§ **PROVIDED PASSAGE**
+---+

The reason for this different rate of convergence is that the alternative hypothesis is centered at the value of the point null hypothesis, and thus gives high plausibility also to data generated under the null hypothesis. Therefore, if data are generated under the null hypothesis, the null hypothesis gains evidential support over the alternative hypothesis only because it offers a more parsimonious account of the data. If the data are generated under the alternative hypothesis, on the other hand, the alternative quickly gains support over the null hypothesis because the data are highly implausible under the null hypothesis. Consequently, finding strong evidence for the null hypothesis will require considerably more data than finding evidence for the alternative hypothesis.

Another interesting results of our simulations was that the Bayes factors for spurious effects suggested by the median-split analysis were relatively small compared to the Bayes factors for true effects. This result is due to the fact that the median-split analysis generally leads to wider posteriors than the regression analysis, resulting in overall smaller Bayes factors.

Finally, the results of our present work imply that practical applications of our regression framework require a sufficiently large sample size. The application of our regression framework to Steingroever et al.’s (in press) data yielded relatively modest Bayes factors. To be able to obtain sizable Bayes factors in our simulations, we generated relatively large data sets. This suggests that researchers who wish to apply our regression framework will need to acquire sufficiently large data sets to be able to find substantial support for relationships between model parameters and covariates.

Our focus in the present work has been on the development of a regression framework for relating covariates to model parameters. An alternative approach to establishing relationships between model parameters and covariates is to estimate their joint covariance matrix. For example, Turner et al. (2013) have presented a hierarchical Bayesian joint modeling approach where covariates and parameters of a cognitive model are related via a joint covariance matrix. However, this approach comes with a number of practical challenges. Firstly, estimating models with highly correlated parameters often requires specialized sampling algorithms (e.g., Turner et al., 2013) that are not available in standard Bayesian software packages such as Stan (Carpenter et al., in press; Stan Development Team, 2016a, b) or JAGS (Plummer, 2003). The regression framework presented here, on the other hand, can easily be implemented using standard sampling algorithms for many types of cognitive models (see below). Secondly, many joint modeling implementations have been developed for the purpose of estimation rather than hypo- thesis testing (e.g., Turner et al., 2013; Michalkiewicz & Erdfelder, 2016; Vandekerckhove et al., 2011). As such, this work has not addressed the problem of how to select an appropriate prior distribution for the covariance matrix, which critically determines the properties of Bayesian statistical tests. The effect of different prior distributions for regression coefficients on Bayes factors, on the other hand, has been thoroughly investigated and prior distributions have been developed that satisfy a number of theoretical desiderata (e.g., Liang et al., 2008; Rouder & Morey, 2012; Zellner, 1986). Thirdly, a related problem concerns how associations between individual covariates and model parameters can be tested. While some work has addressed the problem of testing correlations between a single covariate and a specific model parameter (Matzke et al. 2017; Jeffreys 1961), it is not clear how to test individual entries from a covariance matrix if several covariates are included in a model simultaneously. The regression framework presented here, on the other hand, allows for straightforward tests of individual regression weights. Due to these practical limitations of the joint modeling approach we consider the regression approach presented here as the currently most practical solution to the problem of relating model parameters to covariates.

+---+

§ **SOURCE EXCERPT**
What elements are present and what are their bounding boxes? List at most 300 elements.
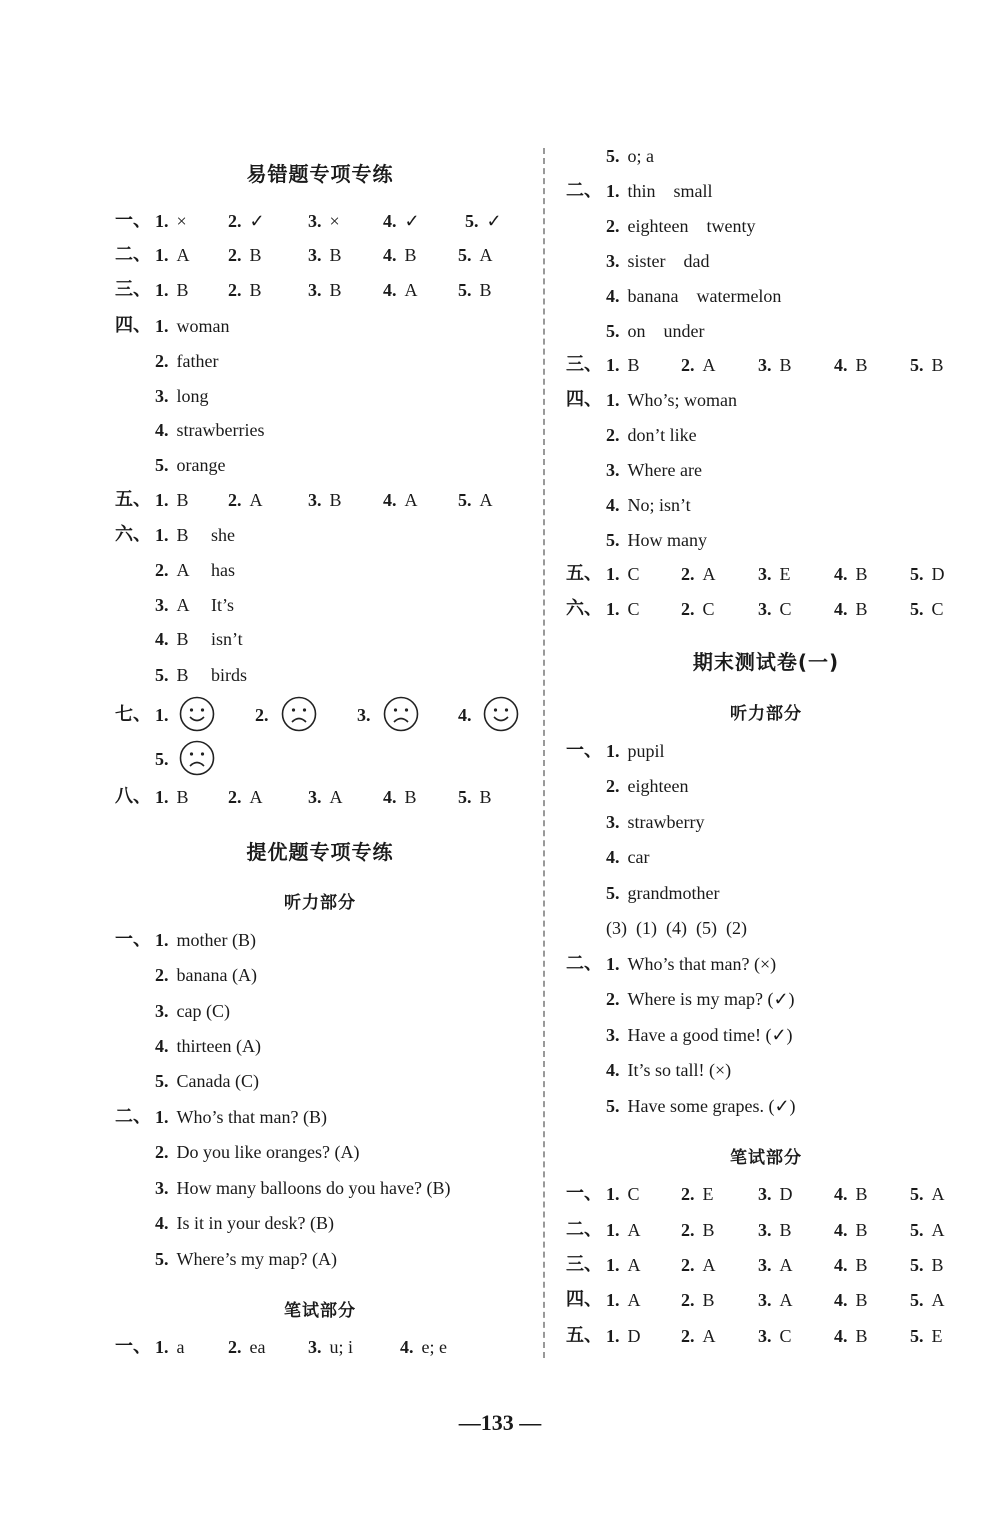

+---+

§ **TASK INSTRUCTIONS**
Reproduce the stretch from "The reason for" through "the alternative hypothesis." in the passage on the Bayesian regression framework above.

§ **FINAL RESULT**
The reason for this different rate of convergence is that the alternative hypothesis is centered at the value of the point null hypothesis, and thus gives high plausibility also to data generated under the null hypothesis. Therefore, if data are generated under the null hypothesis, the null hypothesis gains evidential support over the alternative hypothesis only because it offers a more parsimonious account of the data. If the data are generated under the alternative hypothesis, on the other hand, the alternative quickly gains support over the null hypothesis because the data are highly implausible under the null hypothesis. Consequently, finding strong evidence for the null hypothesis will require considerably more data than finding evidence for the alternative hypothesis.